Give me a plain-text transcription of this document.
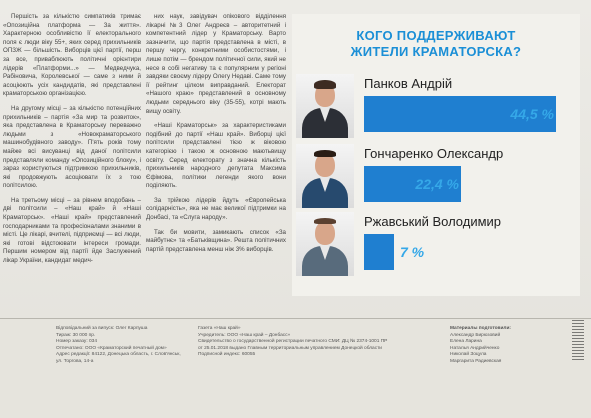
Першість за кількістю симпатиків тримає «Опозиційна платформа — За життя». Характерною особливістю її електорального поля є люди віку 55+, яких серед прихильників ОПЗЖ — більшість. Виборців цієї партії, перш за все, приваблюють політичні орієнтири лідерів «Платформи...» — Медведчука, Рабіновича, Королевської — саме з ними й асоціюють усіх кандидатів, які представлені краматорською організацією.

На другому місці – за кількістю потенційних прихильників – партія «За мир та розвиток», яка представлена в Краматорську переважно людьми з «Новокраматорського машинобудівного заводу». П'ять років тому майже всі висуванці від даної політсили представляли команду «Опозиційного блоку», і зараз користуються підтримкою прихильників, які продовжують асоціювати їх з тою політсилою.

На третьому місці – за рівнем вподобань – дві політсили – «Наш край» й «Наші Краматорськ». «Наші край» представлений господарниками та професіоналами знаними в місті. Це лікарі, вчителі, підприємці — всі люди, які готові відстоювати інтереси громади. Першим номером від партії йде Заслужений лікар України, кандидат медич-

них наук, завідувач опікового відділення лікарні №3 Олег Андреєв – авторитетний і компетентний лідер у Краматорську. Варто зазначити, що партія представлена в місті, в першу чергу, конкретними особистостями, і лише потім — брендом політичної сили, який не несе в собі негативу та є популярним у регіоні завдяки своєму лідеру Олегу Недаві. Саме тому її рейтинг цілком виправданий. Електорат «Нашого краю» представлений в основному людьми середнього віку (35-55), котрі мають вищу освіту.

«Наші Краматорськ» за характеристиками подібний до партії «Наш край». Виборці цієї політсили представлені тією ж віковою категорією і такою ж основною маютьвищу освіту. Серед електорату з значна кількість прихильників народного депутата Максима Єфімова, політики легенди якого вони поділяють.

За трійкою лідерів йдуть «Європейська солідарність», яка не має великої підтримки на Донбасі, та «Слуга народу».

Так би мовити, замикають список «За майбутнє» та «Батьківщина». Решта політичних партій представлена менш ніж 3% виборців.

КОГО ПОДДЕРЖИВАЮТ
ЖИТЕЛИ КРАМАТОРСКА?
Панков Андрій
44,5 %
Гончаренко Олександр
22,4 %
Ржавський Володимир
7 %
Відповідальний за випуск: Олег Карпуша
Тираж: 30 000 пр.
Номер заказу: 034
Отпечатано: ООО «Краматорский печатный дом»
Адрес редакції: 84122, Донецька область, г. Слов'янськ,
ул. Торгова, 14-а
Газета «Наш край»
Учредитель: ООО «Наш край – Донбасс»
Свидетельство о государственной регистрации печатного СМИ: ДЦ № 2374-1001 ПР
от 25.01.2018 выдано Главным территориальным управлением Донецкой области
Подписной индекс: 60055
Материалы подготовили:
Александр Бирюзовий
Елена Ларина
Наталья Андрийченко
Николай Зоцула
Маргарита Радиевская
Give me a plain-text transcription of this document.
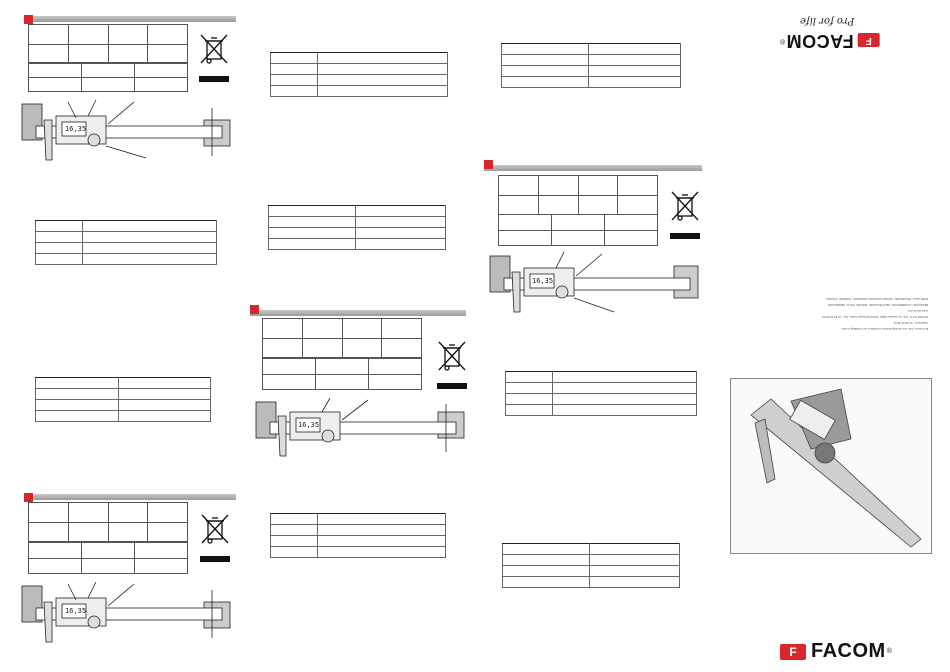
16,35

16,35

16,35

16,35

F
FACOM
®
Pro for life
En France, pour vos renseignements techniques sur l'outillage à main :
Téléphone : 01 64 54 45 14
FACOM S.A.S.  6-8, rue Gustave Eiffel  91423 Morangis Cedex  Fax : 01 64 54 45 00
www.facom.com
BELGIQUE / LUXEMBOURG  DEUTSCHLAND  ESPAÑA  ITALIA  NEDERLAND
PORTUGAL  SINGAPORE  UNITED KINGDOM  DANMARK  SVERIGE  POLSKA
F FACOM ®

# # # # #

## Given task
Without the pictures, restate all the entries above exactly.

## Problem solution
Give me a plain-text transcription of this document.
Першість за кількістю симпатиків тримає «Опозиційна платформа — За життя». Характерною особливістю її електорального поля є люди віку 55+, яких серед прихильників ОПЗЖ — більшість. Виборців цієї партії, перш за все, приваблюють політичні орієнтири лідерів «Платформи...» — Медведчука, Рабіновича, Королевської — саме з ними й асоціюють усіх кандидатів, які представлені краматорською організацією.

На другому місці – за кількістю потенційних прихильників – партія «За мир та розвиток», яка представлена в Краматорську переважно людьми з «Новокраматорського машинобудівного заводу». П'ять років тому майже всі висуванці від даної політсили представляли команду «Опозиційного блоку», і зараз користуються підтримкою прихильників, які продовжують асоціювати їх з тою політсилою.

На третьому місці – за рівнем вподобань – дві політсили – «Наш край» й «Наші Краматорськ». «Наші край» представлений господарниками та професіоналами знаними в місті. Це лікарі, вчителі, підприємці — всі люди, які готові відстоювати інтереси громади. Першим номером від партії йде Заслужений лікар України, кандидат медич-

них наук, завідувач опікового відділення лікарні №3 Олег Андреєв – авторитетний і компетентний лідер у Краматорську. Варто зазначити, що партія представлена в місті, в першу чергу, конкретними особистостями, і лише потім — брендом політичної сили, який не несе в собі негативу та є популярним у регіоні завдяки своєму лідеру Олегу Недаві. Саме тому її рейтинг цілком виправданий. Електорат «Нашого краю» представлений в основному людьми середнього віку (35-55), котрі мають вищу освіту.

«Наші Краматорськ» за характеристиками подібний до партії «Наш край». Виборці цієї політсили представлені тією ж віковою категорією і такою ж основною маютьвищу освіту. Серед електорату з значна кількість прихильників народного депутата Максима Єфімова, політики легенди якого вони поділяють.

За трійкою лідерів йдуть «Європейська солідарність», яка не має великої підтримки на Донбасі, та «Слуга народу».

Так би мовити, замикають список «За майбутнє» та «Батьківщина». Решта політичних партій представлена менш ніж 3% виборців.

КОГО ПОДДЕРЖИВАЮТ
ЖИТЕЛИ КРАМАТОРСКА?
Панков Андрій
44,5 %
Гончаренко Олександр
22,4 %
Ржавський Володимир
7 %
Відповідальний за випуск: Олег Карпуша
Тираж: 30 000 пр.
Номер заказу: 034
Отпечатано: ООО «Краматорский печатный дом»
Адрес редакції: 84122, Донецька область, г. Слов'янськ,
ул. Торгова, 14-а
Газета «Наш край»
Учредитель: ООО «Наш край – Донбасс»
Свидетельство о государственной регистрации печатного СМИ: ДЦ № 2374-1001 ПР
от 25.01.2018 выдано Главным территориальным управлением Донецкой области
Подписной индекс: 60055
Материалы подготовили:
Александр Бирюзовий
Елена Ларина
Наталья Андрийченко
Николай Зоцула
Маргарита Радиевская
Give me a plain-text transcription of this document.
16,35

16,35

16,35

16,35

F
FACOM
®
Pro for life
En France, pour vos renseignements techniques sur l'outillage à main :
Téléphone : 01 64 54 45 14
FACOM S.A.S.  6-8, rue Gustave Eiffel  91423 Morangis Cedex  Fax : 01 64 54 45 00
www.facom.com
BELGIQUE / LUXEMBOURG  DEUTSCHLAND  ESPAÑA  ITALIA  NEDERLAND
PORTUGAL  SINGAPORE  UNITED KINGDOM  DANMARK  SVERIGE  POLSKA
F FACOM ®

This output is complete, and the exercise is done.